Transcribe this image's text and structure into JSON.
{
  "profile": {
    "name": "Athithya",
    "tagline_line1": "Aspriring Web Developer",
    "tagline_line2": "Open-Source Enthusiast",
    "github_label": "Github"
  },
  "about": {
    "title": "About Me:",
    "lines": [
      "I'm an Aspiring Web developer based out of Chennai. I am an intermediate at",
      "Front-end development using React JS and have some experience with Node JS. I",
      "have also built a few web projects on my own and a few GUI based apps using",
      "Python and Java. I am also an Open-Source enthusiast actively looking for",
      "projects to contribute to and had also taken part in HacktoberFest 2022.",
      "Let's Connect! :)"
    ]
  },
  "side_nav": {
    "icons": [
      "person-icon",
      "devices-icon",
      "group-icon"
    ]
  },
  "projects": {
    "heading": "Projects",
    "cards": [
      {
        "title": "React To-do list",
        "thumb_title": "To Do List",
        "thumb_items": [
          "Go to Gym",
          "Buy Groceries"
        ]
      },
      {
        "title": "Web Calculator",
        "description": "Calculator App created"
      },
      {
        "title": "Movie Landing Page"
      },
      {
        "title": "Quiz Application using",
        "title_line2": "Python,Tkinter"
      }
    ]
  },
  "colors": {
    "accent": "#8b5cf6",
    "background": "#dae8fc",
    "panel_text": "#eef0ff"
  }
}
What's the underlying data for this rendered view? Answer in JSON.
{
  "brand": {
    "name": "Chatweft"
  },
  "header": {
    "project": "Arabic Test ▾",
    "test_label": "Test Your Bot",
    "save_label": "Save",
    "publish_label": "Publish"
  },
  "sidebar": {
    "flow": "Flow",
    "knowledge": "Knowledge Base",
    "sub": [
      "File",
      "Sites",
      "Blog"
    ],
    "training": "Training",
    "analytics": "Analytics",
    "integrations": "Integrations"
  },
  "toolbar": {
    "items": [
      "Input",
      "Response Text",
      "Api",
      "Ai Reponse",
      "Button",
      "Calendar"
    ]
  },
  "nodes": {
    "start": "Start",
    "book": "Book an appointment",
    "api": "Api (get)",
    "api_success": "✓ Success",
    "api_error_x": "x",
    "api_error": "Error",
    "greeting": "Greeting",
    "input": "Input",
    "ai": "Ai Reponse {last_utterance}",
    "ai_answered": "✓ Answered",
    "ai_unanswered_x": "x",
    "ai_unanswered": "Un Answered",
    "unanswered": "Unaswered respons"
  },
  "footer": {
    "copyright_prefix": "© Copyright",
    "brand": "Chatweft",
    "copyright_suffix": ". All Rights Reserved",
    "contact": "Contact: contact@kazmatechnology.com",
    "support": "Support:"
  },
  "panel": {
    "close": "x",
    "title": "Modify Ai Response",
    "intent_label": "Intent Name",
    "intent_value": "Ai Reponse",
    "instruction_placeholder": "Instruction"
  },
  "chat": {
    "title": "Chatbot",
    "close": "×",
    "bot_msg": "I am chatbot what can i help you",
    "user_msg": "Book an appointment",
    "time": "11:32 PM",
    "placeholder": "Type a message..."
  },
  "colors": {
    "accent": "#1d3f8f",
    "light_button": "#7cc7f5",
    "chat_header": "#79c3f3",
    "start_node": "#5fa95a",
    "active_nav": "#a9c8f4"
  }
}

○ ○ ○ ○

WHAT YOU WILL DO -
Retype the data exactly as given.

RESULT FOR THIS TASK -
Transcribe this image's text and structure into JSON.
{
  "profile": {
    "name": "Athithya",
    "tagline_line1": "Aspriring Web Developer",
    "tagline_line2": "Open-Source Enthusiast",
    "github_label": "Github"
  },
  "about": {
    "title": "About Me:",
    "lines": [
      "I'm an Aspiring Web developer based out of Chennai. I am an intermediate at",
      "Front-end development using React JS and have some experience with Node JS. I",
      "have also built a few web projects on my own and a few GUI based apps using",
      "Python and Java. I am also an Open-Source enthusiast actively looking for",
      "projects to contribute to and had also taken part in HacktoberFest 2022.",
      "Let's Connect! :)"
    ]
  },
  "side_nav": {
    "icons": [
      "person-icon",
      "devices-icon",
      "group-icon"
    ]
  },
  "projects": {
    "heading": "Projects",
    "cards": [
      {
        "title": "React To-do list",
        "thumb_title": "To Do List",
        "thumb_items": [
          "Go to Gym",
          "Buy Groceries"
        ]
      },
      {
        "title": "Web Calculator",
        "description": "Calculator App created"
      },
      {
        "title": "Movie Landing Page"
      },
      {
        "title": "Quiz Application using",
        "title_line2": "Python,Tkinter"
      }
    ]
  },
  "colors": {
    "accent": "#8b5cf6",
    "background": "#dae8fc",
    "panel_text": "#eef0ff"
  }
}
What's the underlying data for this rendered view? Answer in JSON.
{
  "brand": {
    "name": "Chatweft"
  },
  "header": {
    "project": "Arabic Test ▾",
    "test_label": "Test Your Bot",
    "save_label": "Save",
    "publish_label": "Publish"
  },
  "sidebar": {
    "flow": "Flow",
    "knowledge": "Knowledge Base",
    "sub": [
      "File",
      "Sites",
      "Blog"
    ],
    "training": "Training",
    "analytics": "Analytics",
    "integrations": "Integrations"
  },
  "toolbar": {
    "items": [
      "Input",
      "Response Text",
      "Api",
      "Ai Reponse",
      "Button",
      "Calendar"
    ]
  },
  "nodes": {
    "start": "Start",
    "book": "Book an appointment",
    "api": "Api (get)",
    "api_success": "✓ Success",
    "api_error_x": "x",
    "api_error": "Error",
    "greeting": "Greeting",
    "input": "Input",
    "ai": "Ai Reponse {last_utterance}",
    "ai_answered": "✓ Answered",
    "ai_unanswered_x": "x",
    "ai_unanswered": "Un Answered",
    "unanswered": "Unaswered respons"
  },
  "footer": {
    "copyright_prefix": "© Copyright",
    "brand": "Chatweft",
    "copyright_suffix": ". All Rights Reserved",
    "contact": "Contact: contact@kazmatechnology.com",
    "support": "Support:"
  },
  "panel": {
    "close": "x",
    "title": "Modify Ai Response",
    "intent_label": "Intent Name",
    "intent_value": "Ai Reponse",
    "instruction_placeholder": "Instruction"
  },
  "chat": {
    "title": "Chatbot",
    "close": "×",
    "bot_msg": "I am chatbot what can i help you",
    "user_msg": "Book an appointment",
    "time": "11:32 PM",
    "placeholder": "Type a message..."
  },
  "colors": {
    "accent": "#1d3f8f",
    "light_button": "#7cc7f5",
    "chat_header": "#79c3f3",
    "start_node": "#5fa95a",
    "active_nav": "#a9c8f4"
  }
}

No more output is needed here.